▶ **GIVEN EXERCISE**: Scan the material below for the string "Using", and copy every line where it shows up.

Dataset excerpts
★ ★ ★ ★

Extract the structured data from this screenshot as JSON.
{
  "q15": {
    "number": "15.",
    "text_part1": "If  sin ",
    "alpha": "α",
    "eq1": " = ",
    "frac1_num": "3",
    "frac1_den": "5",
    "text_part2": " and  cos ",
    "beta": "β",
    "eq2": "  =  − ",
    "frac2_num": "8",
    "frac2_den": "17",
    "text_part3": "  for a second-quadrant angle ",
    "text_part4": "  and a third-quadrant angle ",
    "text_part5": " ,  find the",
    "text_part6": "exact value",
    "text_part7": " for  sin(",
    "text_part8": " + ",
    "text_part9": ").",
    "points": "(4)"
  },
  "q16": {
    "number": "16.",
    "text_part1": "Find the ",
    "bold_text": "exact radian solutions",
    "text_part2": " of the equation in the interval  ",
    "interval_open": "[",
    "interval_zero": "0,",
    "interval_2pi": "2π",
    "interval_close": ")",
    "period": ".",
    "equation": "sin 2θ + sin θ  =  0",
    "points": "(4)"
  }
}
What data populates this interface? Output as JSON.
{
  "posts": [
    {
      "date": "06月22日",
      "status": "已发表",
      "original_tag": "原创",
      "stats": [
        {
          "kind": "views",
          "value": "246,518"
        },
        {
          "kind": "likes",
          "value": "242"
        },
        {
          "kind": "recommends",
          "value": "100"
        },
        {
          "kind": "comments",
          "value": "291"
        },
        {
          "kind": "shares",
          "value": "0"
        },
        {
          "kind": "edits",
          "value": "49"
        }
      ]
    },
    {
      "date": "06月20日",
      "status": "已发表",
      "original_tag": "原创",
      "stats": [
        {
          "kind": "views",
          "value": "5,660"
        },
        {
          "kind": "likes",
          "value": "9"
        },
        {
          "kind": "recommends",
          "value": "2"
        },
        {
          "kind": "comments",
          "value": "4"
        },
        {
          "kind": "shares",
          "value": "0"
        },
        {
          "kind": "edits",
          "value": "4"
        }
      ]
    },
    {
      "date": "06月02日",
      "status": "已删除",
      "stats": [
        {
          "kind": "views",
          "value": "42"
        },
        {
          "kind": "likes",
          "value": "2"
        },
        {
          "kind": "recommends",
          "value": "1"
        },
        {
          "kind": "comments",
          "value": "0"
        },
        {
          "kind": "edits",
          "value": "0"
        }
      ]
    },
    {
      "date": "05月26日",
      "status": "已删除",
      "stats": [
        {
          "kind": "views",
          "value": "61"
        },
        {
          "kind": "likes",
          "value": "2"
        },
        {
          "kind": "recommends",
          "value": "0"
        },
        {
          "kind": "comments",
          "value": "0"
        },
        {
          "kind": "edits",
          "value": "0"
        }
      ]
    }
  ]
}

★ ★ ★ ★

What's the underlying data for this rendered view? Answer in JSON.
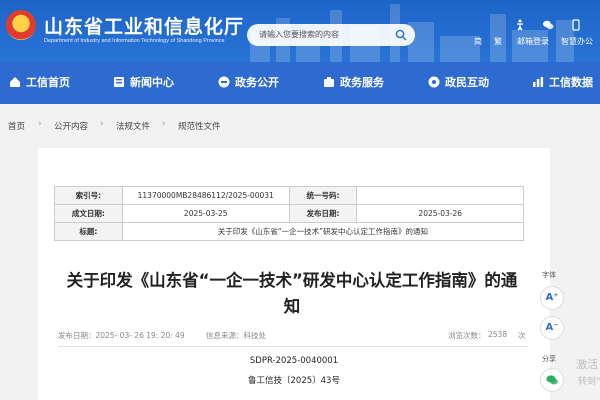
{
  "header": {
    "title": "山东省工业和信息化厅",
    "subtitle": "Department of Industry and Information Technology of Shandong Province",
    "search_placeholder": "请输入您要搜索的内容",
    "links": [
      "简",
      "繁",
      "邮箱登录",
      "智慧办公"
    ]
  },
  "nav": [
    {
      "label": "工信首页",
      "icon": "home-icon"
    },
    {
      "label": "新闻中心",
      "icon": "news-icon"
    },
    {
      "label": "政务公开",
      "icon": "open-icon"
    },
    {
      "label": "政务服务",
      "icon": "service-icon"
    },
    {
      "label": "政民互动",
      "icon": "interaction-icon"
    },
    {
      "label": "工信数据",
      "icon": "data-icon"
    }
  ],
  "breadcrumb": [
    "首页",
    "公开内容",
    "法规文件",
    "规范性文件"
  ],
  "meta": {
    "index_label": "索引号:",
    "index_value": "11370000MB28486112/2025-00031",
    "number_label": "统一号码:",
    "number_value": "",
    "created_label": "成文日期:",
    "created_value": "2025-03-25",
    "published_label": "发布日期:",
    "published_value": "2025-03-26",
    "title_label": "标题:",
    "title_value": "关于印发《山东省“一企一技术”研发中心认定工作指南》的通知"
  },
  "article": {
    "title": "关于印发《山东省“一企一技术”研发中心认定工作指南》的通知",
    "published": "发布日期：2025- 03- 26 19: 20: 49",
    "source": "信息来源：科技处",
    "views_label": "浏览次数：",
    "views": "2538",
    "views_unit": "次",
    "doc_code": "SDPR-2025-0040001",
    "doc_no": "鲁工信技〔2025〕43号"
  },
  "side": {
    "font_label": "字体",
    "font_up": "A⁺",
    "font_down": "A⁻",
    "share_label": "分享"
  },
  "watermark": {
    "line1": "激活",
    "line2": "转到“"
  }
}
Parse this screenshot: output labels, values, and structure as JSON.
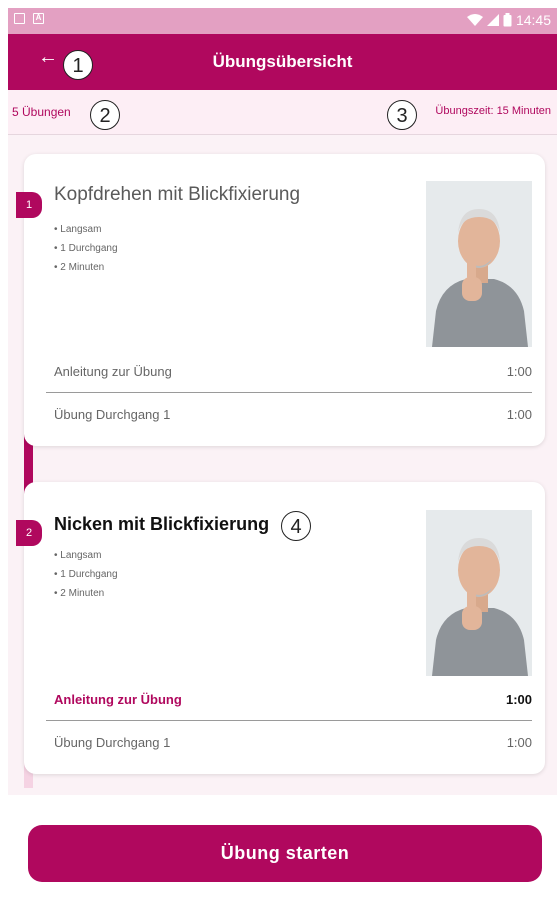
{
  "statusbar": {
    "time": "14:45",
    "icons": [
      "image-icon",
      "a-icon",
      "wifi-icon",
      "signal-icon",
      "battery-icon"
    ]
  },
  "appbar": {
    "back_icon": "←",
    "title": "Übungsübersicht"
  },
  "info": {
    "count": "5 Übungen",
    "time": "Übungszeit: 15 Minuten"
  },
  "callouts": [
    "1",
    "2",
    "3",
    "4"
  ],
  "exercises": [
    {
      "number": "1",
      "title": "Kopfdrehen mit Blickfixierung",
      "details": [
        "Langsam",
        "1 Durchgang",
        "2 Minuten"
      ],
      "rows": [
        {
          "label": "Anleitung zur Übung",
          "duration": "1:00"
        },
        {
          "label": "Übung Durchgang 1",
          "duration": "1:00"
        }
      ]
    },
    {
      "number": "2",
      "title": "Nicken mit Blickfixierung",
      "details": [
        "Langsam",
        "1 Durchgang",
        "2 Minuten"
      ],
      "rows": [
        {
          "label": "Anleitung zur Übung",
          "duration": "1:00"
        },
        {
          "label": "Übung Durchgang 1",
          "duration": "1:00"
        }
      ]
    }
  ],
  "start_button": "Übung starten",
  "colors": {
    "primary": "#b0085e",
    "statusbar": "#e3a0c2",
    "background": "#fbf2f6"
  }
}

★ ★ ★ ★

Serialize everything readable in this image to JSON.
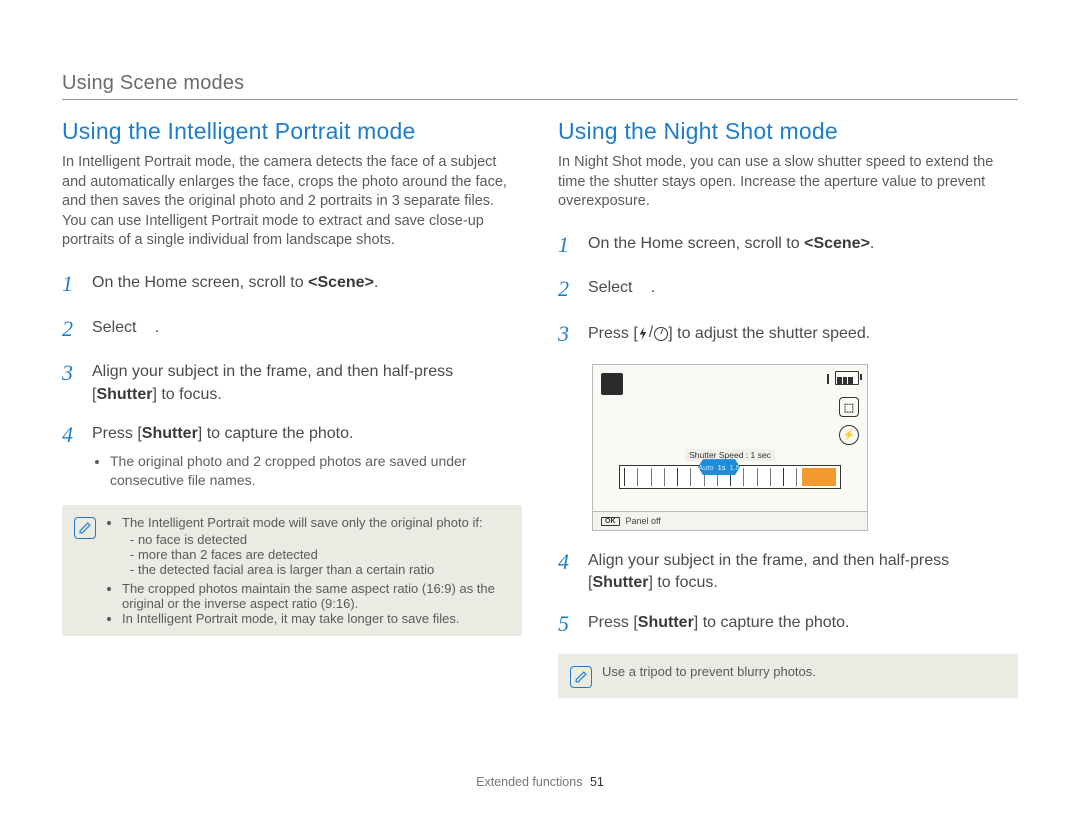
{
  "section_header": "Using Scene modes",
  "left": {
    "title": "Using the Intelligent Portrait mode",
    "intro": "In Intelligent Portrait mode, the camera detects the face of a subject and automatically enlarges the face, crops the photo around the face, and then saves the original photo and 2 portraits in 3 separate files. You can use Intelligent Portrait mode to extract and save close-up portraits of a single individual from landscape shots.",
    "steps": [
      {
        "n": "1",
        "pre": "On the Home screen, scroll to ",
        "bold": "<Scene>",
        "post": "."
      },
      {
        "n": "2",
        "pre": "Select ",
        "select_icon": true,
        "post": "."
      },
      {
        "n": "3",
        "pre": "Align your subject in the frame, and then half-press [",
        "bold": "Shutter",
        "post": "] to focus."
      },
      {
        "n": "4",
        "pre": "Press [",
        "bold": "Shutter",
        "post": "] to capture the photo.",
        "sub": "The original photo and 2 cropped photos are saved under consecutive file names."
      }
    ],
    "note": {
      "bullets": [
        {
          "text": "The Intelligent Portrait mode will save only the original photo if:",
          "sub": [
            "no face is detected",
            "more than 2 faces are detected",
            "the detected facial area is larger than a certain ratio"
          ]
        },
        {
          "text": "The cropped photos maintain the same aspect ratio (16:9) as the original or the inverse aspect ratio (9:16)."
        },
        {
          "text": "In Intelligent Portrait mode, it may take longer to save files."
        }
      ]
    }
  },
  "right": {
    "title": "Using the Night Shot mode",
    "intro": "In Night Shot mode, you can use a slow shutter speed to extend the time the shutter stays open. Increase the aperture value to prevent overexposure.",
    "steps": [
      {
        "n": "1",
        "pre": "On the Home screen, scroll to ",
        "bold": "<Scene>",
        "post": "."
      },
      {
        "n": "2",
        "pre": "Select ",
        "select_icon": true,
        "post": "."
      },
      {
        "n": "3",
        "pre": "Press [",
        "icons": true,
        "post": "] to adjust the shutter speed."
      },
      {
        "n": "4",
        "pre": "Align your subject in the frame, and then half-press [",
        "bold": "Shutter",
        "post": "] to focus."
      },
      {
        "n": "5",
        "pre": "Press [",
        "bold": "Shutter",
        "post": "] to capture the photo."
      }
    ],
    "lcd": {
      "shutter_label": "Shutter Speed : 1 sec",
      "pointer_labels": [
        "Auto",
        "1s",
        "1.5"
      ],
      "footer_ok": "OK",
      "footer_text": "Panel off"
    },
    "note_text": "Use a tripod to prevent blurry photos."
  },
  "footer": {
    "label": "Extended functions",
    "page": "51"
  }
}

★ ★ ★ ★

▶ **OUTPUT FOR THIS EXERCISE**:
  "section_header": "Using Scene modes",
    "title": "Using the Intelligent Portrait mode",
    "title": "Using the Night Shot mode",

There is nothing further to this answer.